[THE DATA start]

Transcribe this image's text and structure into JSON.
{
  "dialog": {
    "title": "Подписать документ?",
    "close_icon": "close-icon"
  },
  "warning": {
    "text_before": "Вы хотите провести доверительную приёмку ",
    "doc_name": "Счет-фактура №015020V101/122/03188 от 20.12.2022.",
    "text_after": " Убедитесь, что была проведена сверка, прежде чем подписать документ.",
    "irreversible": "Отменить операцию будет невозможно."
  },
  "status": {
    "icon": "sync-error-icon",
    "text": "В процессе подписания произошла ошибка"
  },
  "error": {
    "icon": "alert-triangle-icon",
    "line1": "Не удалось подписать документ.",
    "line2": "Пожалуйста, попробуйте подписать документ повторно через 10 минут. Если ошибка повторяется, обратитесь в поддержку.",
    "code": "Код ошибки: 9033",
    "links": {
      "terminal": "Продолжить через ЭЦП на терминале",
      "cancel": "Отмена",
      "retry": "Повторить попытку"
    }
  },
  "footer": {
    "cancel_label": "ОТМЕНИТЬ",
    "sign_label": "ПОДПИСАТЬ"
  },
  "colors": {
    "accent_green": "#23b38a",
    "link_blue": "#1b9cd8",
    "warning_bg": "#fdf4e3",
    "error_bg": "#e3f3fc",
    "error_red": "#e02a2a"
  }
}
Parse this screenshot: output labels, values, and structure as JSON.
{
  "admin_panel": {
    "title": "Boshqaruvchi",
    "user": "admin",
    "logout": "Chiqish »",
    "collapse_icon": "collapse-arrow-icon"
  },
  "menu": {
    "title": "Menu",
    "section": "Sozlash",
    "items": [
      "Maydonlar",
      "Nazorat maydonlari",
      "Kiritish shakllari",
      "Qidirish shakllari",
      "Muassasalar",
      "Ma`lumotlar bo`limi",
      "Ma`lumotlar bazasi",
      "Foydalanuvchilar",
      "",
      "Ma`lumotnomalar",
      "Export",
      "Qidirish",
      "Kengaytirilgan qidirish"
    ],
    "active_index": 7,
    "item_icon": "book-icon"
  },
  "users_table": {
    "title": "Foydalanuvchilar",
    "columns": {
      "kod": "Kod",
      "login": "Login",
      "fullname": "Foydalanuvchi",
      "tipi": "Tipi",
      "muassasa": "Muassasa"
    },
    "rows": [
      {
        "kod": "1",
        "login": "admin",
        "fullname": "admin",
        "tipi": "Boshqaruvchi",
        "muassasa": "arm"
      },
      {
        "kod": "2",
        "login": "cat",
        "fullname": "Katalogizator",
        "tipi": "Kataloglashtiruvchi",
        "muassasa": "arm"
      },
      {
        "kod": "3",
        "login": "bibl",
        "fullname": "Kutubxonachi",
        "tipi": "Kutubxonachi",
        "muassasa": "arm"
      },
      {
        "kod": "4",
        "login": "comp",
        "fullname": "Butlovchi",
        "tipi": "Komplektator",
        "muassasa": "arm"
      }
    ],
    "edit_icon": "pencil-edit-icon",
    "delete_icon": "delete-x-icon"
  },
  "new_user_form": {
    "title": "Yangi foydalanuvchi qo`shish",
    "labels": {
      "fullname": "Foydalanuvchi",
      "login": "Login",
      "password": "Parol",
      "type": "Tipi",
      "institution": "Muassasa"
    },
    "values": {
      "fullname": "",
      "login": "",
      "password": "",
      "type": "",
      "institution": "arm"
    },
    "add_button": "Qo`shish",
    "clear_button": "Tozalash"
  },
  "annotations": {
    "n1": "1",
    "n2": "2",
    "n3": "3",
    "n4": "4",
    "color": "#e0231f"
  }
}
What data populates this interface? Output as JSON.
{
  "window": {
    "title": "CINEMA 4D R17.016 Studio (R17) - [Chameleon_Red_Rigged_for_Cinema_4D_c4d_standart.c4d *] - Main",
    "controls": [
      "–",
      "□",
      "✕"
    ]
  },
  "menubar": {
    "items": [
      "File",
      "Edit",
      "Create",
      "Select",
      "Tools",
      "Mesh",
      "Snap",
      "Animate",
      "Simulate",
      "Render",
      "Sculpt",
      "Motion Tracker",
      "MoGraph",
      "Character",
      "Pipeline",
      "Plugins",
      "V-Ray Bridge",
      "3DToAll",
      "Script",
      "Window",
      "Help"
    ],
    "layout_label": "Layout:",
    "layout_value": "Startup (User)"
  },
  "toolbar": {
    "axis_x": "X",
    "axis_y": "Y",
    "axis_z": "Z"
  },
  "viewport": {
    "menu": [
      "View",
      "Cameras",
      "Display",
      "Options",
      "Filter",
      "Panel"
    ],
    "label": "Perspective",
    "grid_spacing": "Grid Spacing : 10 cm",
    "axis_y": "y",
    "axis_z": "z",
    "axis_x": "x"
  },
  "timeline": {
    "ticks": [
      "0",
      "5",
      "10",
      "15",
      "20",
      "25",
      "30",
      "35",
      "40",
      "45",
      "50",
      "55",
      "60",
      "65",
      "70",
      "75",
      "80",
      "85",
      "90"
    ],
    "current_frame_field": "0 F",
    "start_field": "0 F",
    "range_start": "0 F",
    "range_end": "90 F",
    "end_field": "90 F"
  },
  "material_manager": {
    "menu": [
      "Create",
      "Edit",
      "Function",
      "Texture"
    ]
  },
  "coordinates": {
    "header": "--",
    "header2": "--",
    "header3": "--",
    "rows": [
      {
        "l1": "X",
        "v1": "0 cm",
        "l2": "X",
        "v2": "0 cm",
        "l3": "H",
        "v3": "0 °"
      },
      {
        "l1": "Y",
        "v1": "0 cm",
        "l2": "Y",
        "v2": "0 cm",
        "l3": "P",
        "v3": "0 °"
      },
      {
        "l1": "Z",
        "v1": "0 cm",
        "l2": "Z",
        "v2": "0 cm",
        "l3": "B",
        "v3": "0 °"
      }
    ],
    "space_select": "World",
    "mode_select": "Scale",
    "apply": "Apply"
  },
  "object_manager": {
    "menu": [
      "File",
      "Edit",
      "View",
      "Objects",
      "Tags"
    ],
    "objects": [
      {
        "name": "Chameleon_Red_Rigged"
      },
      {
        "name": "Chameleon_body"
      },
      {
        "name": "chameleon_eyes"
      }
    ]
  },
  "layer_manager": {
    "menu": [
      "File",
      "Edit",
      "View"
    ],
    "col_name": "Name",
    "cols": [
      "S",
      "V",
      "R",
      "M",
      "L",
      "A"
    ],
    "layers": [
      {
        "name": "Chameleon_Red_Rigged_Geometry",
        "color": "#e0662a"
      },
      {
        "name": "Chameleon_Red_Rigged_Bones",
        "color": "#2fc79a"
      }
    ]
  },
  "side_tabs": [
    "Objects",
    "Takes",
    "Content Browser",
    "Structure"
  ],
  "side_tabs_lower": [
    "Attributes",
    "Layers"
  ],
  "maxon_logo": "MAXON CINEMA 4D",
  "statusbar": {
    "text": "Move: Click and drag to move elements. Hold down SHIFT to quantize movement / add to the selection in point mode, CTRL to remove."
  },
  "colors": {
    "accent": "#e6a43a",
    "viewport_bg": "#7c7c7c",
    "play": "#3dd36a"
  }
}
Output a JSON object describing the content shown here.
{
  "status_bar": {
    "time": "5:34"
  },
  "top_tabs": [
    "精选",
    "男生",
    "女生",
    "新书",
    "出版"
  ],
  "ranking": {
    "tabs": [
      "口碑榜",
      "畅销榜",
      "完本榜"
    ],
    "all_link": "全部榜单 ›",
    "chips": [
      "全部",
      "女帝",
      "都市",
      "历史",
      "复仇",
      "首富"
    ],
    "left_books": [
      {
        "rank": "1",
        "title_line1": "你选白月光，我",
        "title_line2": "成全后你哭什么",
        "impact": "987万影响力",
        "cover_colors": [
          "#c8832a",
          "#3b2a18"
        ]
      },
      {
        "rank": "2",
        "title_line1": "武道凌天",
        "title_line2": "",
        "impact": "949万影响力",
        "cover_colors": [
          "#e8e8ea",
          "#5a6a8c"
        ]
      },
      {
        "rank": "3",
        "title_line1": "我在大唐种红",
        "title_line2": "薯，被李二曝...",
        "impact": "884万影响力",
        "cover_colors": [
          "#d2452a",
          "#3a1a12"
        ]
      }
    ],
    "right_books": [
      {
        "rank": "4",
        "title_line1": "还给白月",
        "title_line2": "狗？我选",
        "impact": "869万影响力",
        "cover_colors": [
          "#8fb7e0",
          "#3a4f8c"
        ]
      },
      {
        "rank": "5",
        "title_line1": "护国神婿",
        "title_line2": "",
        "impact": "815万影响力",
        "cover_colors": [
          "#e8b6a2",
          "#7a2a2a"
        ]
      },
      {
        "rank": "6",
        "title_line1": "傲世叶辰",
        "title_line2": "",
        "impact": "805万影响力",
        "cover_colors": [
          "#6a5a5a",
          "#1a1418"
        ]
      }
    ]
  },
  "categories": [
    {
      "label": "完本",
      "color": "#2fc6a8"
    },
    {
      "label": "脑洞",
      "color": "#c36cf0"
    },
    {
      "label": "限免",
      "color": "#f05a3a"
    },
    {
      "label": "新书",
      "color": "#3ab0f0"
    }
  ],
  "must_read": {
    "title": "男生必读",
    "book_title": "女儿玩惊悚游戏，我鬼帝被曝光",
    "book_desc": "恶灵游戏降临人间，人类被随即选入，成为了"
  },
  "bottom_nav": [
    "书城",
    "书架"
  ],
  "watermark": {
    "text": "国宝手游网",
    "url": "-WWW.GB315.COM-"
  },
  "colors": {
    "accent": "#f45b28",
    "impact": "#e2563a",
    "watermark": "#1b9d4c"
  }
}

[THE DATA end]

# [PROBLEM TO WORK ON]
Working from the entries above, return all lines that contain "Kutubxonachi".

# [RESPONSE TO THE TASK]
        "fullname": "Kutubxonachi",
        "tipi": "Kutubxonachi",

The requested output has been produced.